**GIVEN DATA**
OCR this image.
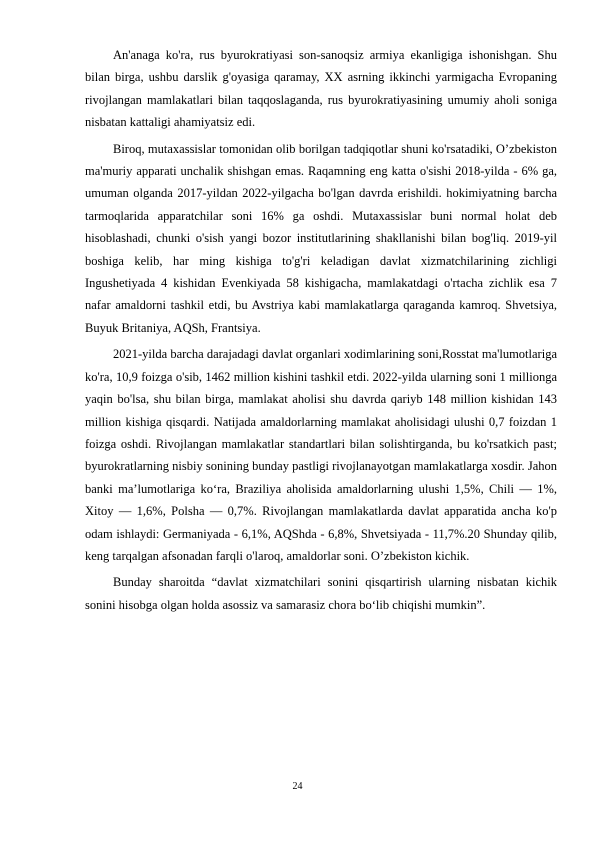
An'anaga ko'ra, rus byurokratiyasi son-sanoqsiz armiya ekanligiga ishonishgan. Shu bilan birga, ushbu darslik g'oyasiga qaramay, XX asrning ikkinchi yarmigacha Evropaning rivojlangan mamlakatlari bilan taqqoslaganda, rus byurokratiyasining umumiy aholi soniga nisbatan kattaligi ahamiyatsiz edi.

Biroq, mutaxassislar tomonidan olib borilgan tadqiqotlar shuni ko'rsatadiki, O’zbekiston ma'muriy apparati unchalik shishgan emas. Raqamning eng katta o'sishi 2018-yilda - 6% ga, umuman olganda 2017-yildan 2022-yilgacha bo'lgan davrda erishildi. hokimiyatning barcha tarmoqlarida apparatchilar soni 16% ga oshdi. Mutaxassislar buni normal holat deb hisoblashadi, chunki o'sish yangi bozor institutlarining shakllanishi bilan bog'liq. 2019-yil boshiga kelib, har ming kishiga to'g'ri keladigan davlat xizmatchilarining zichligi Ingushetiyada 4 kishidan Evenkiyada 58 kishigacha, mamlakatdagi o'rtacha zichlik esa 7 nafar amaldorni tashkil etdi, bu Avstriya kabi mamlakatlarga qaraganda kamroq. Shvetsiya, Buyuk Britaniya, AQSh, Frantsiya.

2021-yilda barcha darajadagi davlat organlari xodimlarining soni,Rosstat ma'lumotlariga ko'ra, 10,9 foizga o'sib, 1462 million kishini tashkil etdi. 2022-yilda ularning soni 1 millionga yaqin bo'lsa, shu bilan birga, mamlakat aholisi shu davrda qariyb 148 million kishidan 143 million kishiga qisqardi. Natijada amaldorlarning mamlakat aholisidagi ulushi 0,7 foizdan 1 foizga oshdi. Rivojlangan mamlakatlar standartlari bilan solishtirganda, bu ko'rsatkich past; byurokratlarning nisbiy sonining bunday pastligi rivojlanayotgan mamlakatlarga xosdir. Jahon banki maʼlumotlariga koʻra, Braziliya aholisida amaldorlarning ulushi 1,5%, Chili — 1%, Xitoy — 1,6%, Polsha — 0,7%. Rivojlangan mamlakatlarda davlat apparatida ancha ko'p odam ishlaydi: Germaniyada - 6,1%, AQShda - 6,8%, Shvetsiyada - 11,7%.20 Shunday qilib, keng tarqalgan afsonadan farqli o'laroq, amaldorlar soni. O’zbekiston kichik.

Bunday sharoitda “davlat xizmatchilari sonini qisqartirish ularning nisbatan kichik sonini hisobga olgan holda asossiz va samarasiz chora bo‘lib chiqishi mumkin”.

24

**PROBLEM TO WORK ON**
Report how many lines in the entries hold the string "etdi". Nothing but the number is wanted.

**TASK ANSWER**
2